__Set task__
Transcribe the whole listing below without changing a word, but leave out every image.

__Material for this exercise__
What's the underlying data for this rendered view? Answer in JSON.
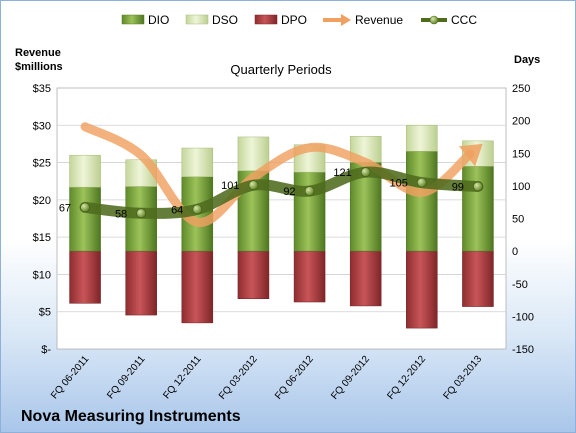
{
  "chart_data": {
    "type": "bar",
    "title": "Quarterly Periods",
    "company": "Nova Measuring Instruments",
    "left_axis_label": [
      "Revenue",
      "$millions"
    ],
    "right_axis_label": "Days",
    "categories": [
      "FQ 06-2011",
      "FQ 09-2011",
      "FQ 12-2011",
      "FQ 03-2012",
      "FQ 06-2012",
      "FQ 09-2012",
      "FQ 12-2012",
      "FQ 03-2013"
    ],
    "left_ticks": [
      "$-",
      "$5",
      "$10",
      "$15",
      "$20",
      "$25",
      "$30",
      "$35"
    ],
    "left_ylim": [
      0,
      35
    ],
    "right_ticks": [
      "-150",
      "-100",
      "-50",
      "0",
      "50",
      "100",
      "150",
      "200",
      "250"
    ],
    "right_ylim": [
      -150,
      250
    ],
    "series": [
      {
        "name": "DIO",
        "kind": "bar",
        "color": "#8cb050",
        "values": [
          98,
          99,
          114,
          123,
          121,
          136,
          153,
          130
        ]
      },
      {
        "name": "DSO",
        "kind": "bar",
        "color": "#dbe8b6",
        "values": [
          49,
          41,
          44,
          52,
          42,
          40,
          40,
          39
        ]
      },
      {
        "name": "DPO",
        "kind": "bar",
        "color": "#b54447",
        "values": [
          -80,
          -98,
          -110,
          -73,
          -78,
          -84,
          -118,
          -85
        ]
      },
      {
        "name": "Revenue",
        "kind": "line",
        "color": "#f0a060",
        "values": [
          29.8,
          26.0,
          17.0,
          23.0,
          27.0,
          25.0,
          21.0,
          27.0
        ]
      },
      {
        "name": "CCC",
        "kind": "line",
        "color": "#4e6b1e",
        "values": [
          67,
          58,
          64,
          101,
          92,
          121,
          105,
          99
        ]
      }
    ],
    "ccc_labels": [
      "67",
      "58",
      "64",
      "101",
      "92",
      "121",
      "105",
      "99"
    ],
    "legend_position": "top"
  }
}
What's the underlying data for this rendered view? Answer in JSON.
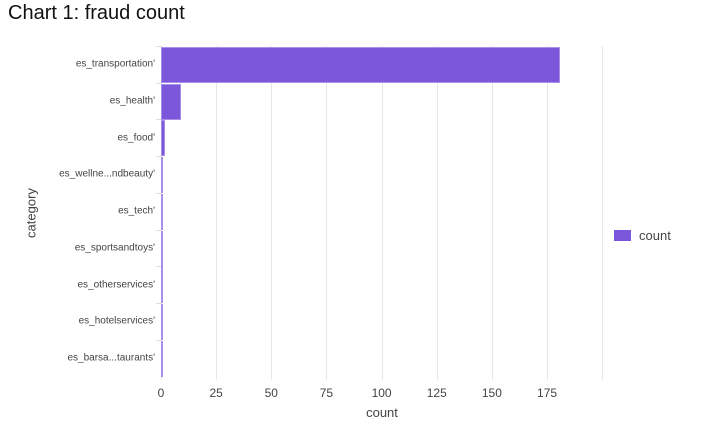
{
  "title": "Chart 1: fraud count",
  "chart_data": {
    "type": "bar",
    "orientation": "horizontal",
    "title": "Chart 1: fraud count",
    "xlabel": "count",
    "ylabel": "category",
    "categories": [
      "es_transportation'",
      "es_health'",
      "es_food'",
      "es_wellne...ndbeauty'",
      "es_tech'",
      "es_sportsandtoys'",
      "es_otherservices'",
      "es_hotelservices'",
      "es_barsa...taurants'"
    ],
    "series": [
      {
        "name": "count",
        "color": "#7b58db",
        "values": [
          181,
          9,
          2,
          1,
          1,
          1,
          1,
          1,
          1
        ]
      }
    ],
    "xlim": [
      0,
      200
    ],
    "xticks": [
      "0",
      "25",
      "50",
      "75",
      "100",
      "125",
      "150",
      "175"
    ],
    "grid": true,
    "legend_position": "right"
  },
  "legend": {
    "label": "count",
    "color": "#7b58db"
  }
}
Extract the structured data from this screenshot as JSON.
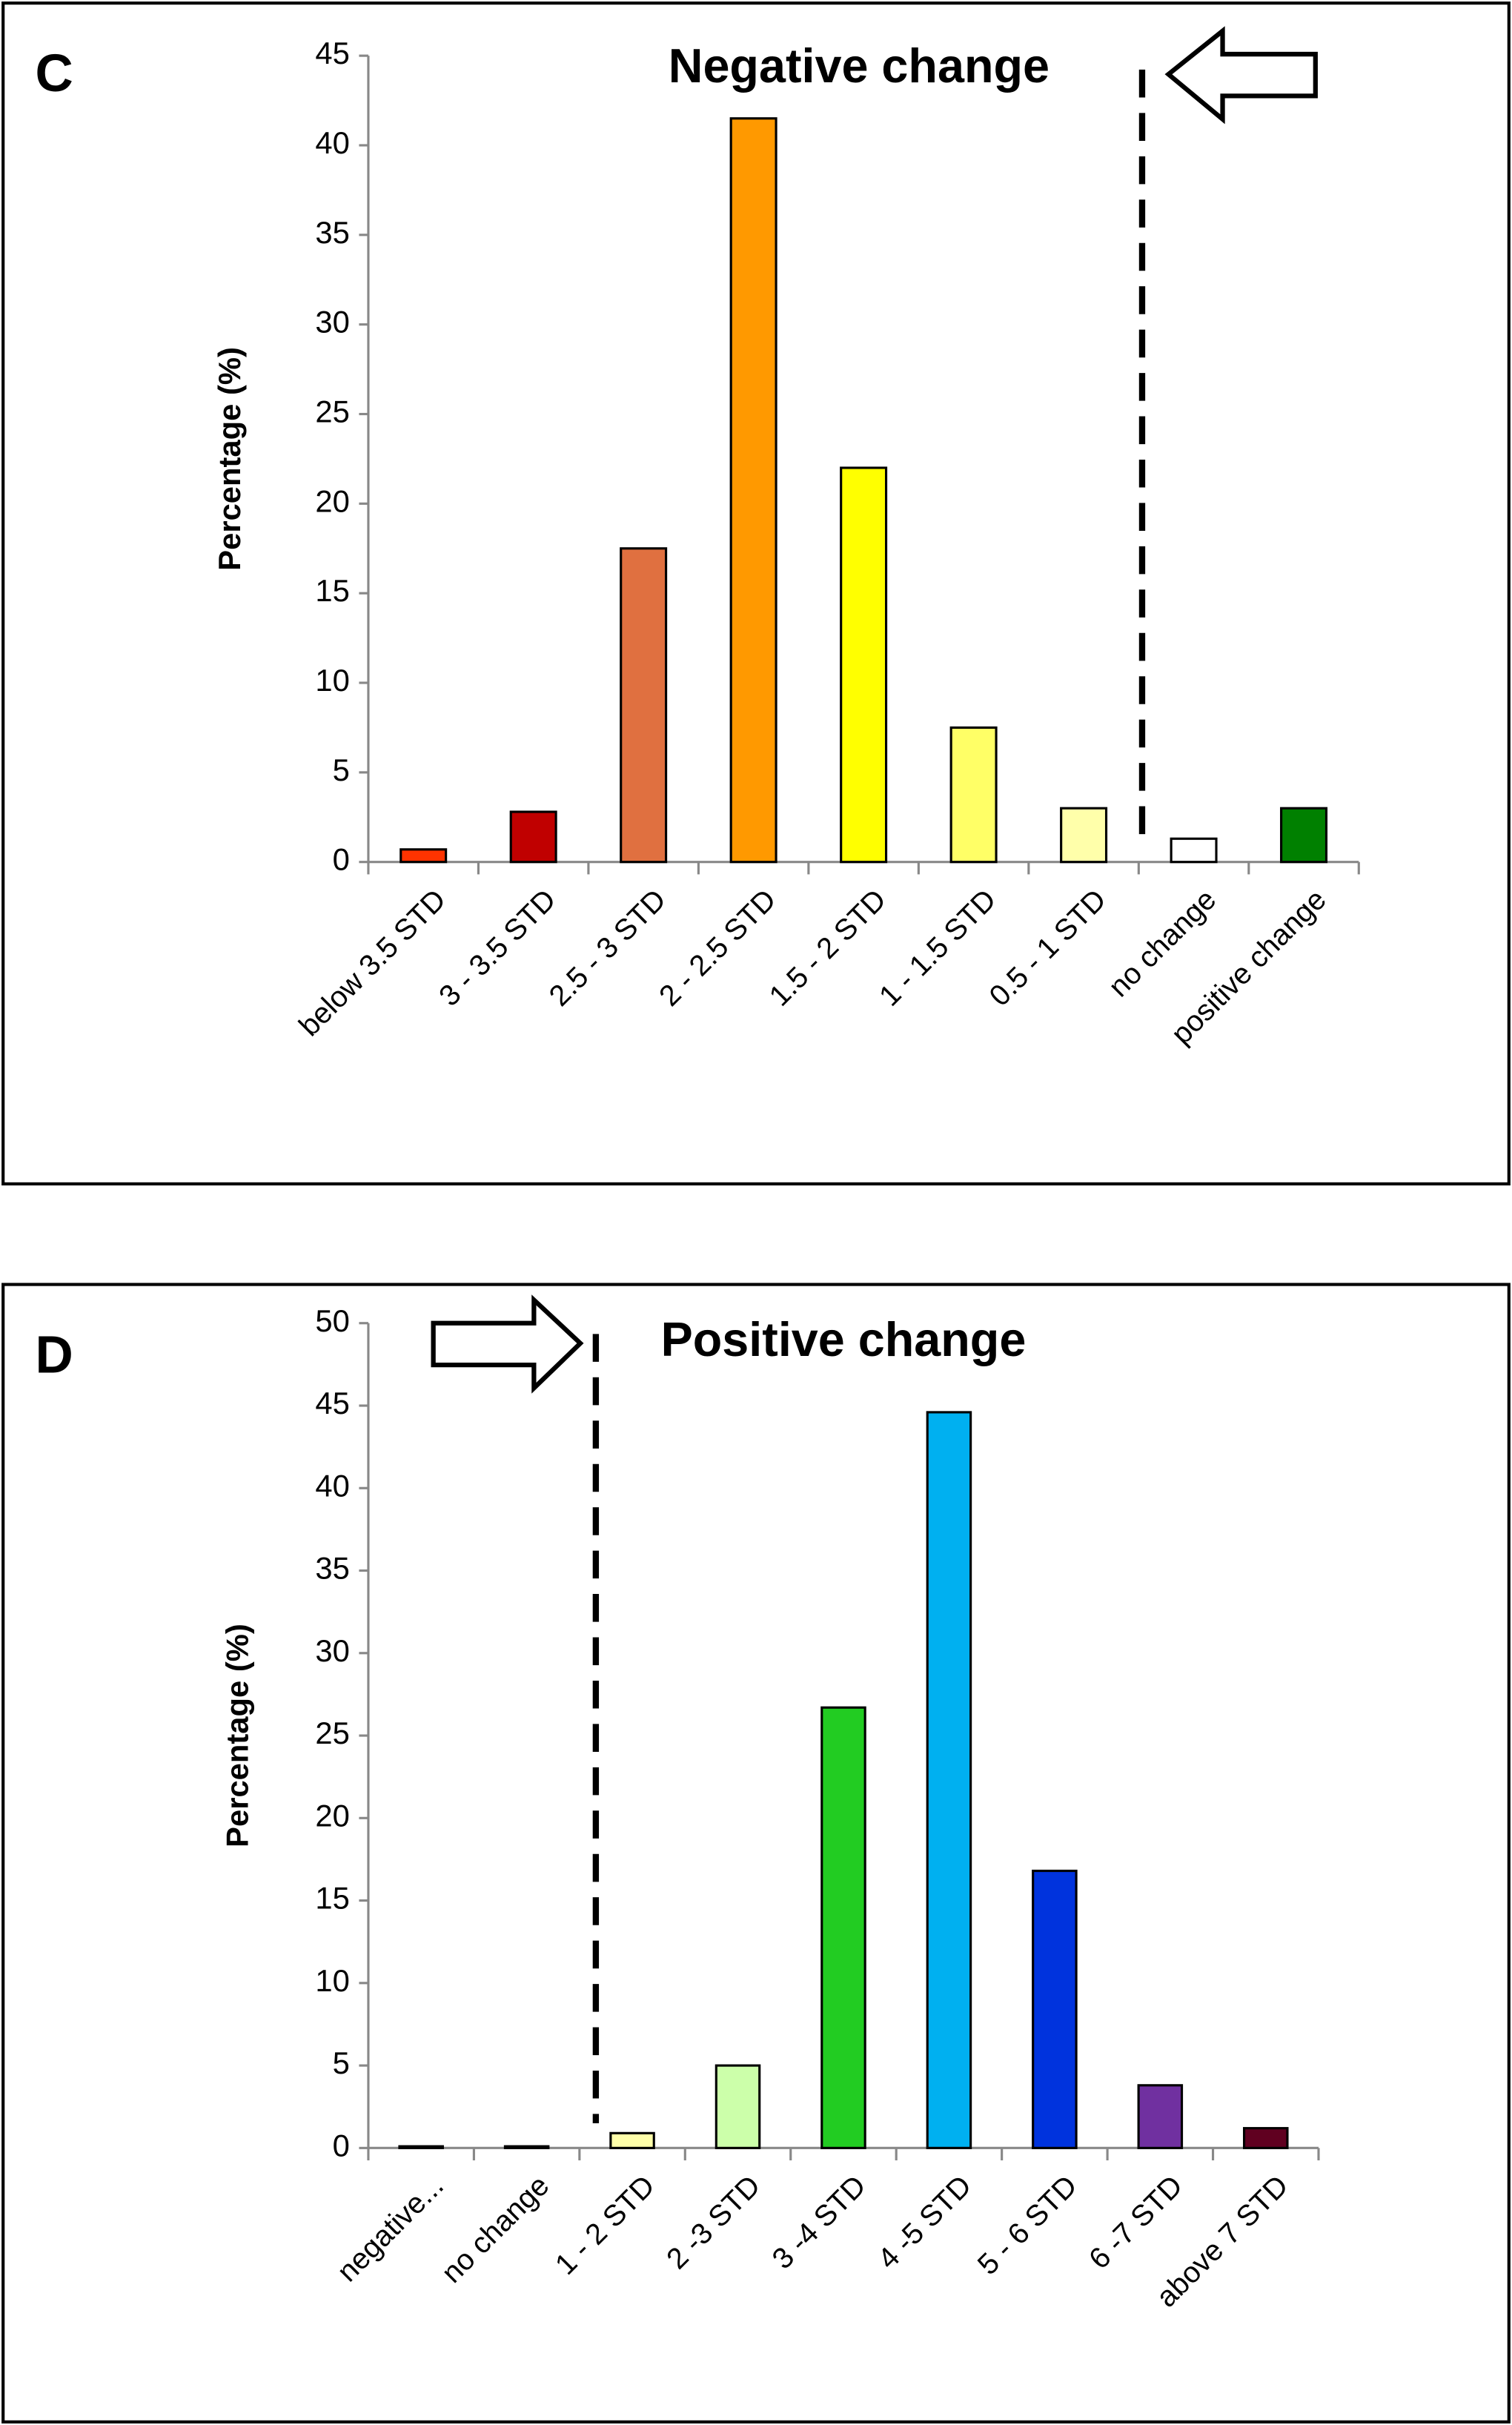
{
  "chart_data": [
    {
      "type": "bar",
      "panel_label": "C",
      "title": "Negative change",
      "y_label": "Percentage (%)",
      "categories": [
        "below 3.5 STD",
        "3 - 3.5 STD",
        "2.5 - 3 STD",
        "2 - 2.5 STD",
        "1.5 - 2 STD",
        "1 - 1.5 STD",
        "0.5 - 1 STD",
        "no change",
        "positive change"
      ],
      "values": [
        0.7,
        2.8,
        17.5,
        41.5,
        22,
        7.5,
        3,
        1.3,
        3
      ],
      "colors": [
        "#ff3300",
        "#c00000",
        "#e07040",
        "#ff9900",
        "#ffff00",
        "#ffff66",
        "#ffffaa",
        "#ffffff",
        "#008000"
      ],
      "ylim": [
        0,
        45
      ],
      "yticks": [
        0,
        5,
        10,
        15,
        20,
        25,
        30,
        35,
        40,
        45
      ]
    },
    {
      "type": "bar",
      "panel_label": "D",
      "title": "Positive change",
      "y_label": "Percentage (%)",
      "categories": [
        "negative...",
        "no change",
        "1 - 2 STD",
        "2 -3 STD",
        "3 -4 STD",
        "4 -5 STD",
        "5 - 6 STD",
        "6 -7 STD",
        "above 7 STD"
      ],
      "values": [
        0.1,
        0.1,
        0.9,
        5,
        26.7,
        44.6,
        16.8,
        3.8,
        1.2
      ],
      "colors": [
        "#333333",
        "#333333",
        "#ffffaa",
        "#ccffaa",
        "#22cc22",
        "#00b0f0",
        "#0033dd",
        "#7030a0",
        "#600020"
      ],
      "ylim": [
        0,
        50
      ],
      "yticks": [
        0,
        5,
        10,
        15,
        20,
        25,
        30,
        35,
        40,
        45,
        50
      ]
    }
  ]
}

__Full solution__
What's the underlying data for this rendered view? Answer in JSON.
{
  "chart_data": {
    "type": "bar",
    "title": "Quarterly Periods",
    "company": "Nova Measuring Instruments",
    "left_axis_label": [
      "Revenue",
      "$millions"
    ],
    "right_axis_label": "Days",
    "categories": [
      "FQ 06-2011",
      "FQ 09-2011",
      "FQ 12-2011",
      "FQ 03-2012",
      "FQ 06-2012",
      "FQ 09-2012",
      "FQ 12-2012",
      "FQ 03-2013"
    ],
    "left_ticks": [
      "$-",
      "$5",
      "$10",
      "$15",
      "$20",
      "$25",
      "$30",
      "$35"
    ],
    "left_ylim": [
      0,
      35
    ],
    "right_ticks": [
      "-150",
      "-100",
      "-50",
      "0",
      "50",
      "100",
      "150",
      "200",
      "250"
    ],
    "right_ylim": [
      -150,
      250
    ],
    "series": [
      {
        "name": "DIO",
        "kind": "bar",
        "color": "#8cb050",
        "values": [
          98,
          99,
          114,
          123,
          121,
          136,
          153,
          130
        ]
      },
      {
        "name": "DSO",
        "kind": "bar",
        "color": "#dbe8b6",
        "values": [
          49,
          41,
          44,
          52,
          42,
          40,
          40,
          39
        ]
      },
      {
        "name": "DPO",
        "kind": "bar",
        "color": "#b54447",
        "values": [
          -80,
          -98,
          -110,
          -73,
          -78,
          -84,
          -118,
          -85
        ]
      },
      {
        "name": "Revenue",
        "kind": "line",
        "color": "#f0a060",
        "values": [
          29.8,
          26.0,
          17.0,
          23.0,
          27.0,
          25.0,
          21.0,
          27.0
        ]
      },
      {
        "name": "CCC",
        "kind": "line",
        "color": "#4e6b1e",
        "values": [
          67,
          58,
          64,
          101,
          92,
          121,
          105,
          99
        ]
      }
    ],
    "ccc_labels": [
      "67",
      "58",
      "64",
      "101",
      "92",
      "121",
      "105",
      "99"
    ],
    "legend_position": "top"
  }
}
What's the underlying data for this rendered view? Answer in JSON.
{
  "title": "Chart 1: fraud count",
  "chart_data": {
    "type": "bar",
    "orientation": "horizontal",
    "title": "Chart 1: fraud count",
    "xlabel": "count",
    "ylabel": "category",
    "categories": [
      "es_transportation'",
      "es_health'",
      "es_food'",
      "es_wellne...ndbeauty'",
      "es_tech'",
      "es_sportsandtoys'",
      "es_otherservices'",
      "es_hotelservices'",
      "es_barsa...taurants'"
    ],
    "series": [
      {
        "name": "count",
        "color": "#7b58db",
        "values": [
          181,
          9,
          2,
          1,
          1,
          1,
          1,
          1,
          1
        ]
      }
    ],
    "xlim": [
      0,
      200
    ],
    "xticks": [
      "0",
      "25",
      "50",
      "75",
      "100",
      "125",
      "150",
      "175"
    ],
    "grid": true,
    "legend_position": "right"
  },
  "legend": {
    "label": "count",
    "color": "#7b58db"
  }
}
Extract the structured data from this screenshot as JSON.
{
  "chart_data": [
    {
      "type": "bar",
      "panel_label": "C",
      "title": "Negative change",
      "y_label": "Percentage (%)",
      "categories": [
        "below 3.5 STD",
        "3 - 3.5 STD",
        "2.5 - 3 STD",
        "2 - 2.5 STD",
        "1.5 - 2 STD",
        "1 - 1.5 STD",
        "0.5 - 1 STD",
        "no change",
        "positive change"
      ],
      "values": [
        0.7,
        2.8,
        17.5,
        41.5,
        22,
        7.5,
        3,
        1.3,
        3
      ],
      "colors": [
        "#ff3300",
        "#c00000",
        "#e07040",
        "#ff9900",
        "#ffff00",
        "#ffff66",
        "#ffffaa",
        "#ffffff",
        "#008000"
      ],
      "ylim": [
        0,
        45
      ],
      "yticks": [
        0,
        5,
        10,
        15,
        20,
        25,
        30,
        35,
        40,
        45
      ]
    },
    {
      "type": "bar",
      "panel_label": "D",
      "title": "Positive change",
      "y_label": "Percentage (%)",
      "categories": [
        "negative...",
        "no change",
        "1 - 2 STD",
        "2 -3 STD",
        "3 -4 STD",
        "4 -5 STD",
        "5 - 6 STD",
        "6 -7 STD",
        "above 7 STD"
      ],
      "values": [
        0.1,
        0.1,
        0.9,
        5,
        26.7,
        44.6,
        16.8,
        3.8,
        1.2
      ],
      "colors": [
        "#333333",
        "#333333",
        "#ffffaa",
        "#ccffaa",
        "#22cc22",
        "#00b0f0",
        "#0033dd",
        "#7030a0",
        "#600020"
      ],
      "ylim": [
        0,
        50
      ],
      "yticks": [
        0,
        5,
        10,
        15,
        20,
        25,
        30,
        35,
        40,
        45,
        50
      ]
    }
  ]
}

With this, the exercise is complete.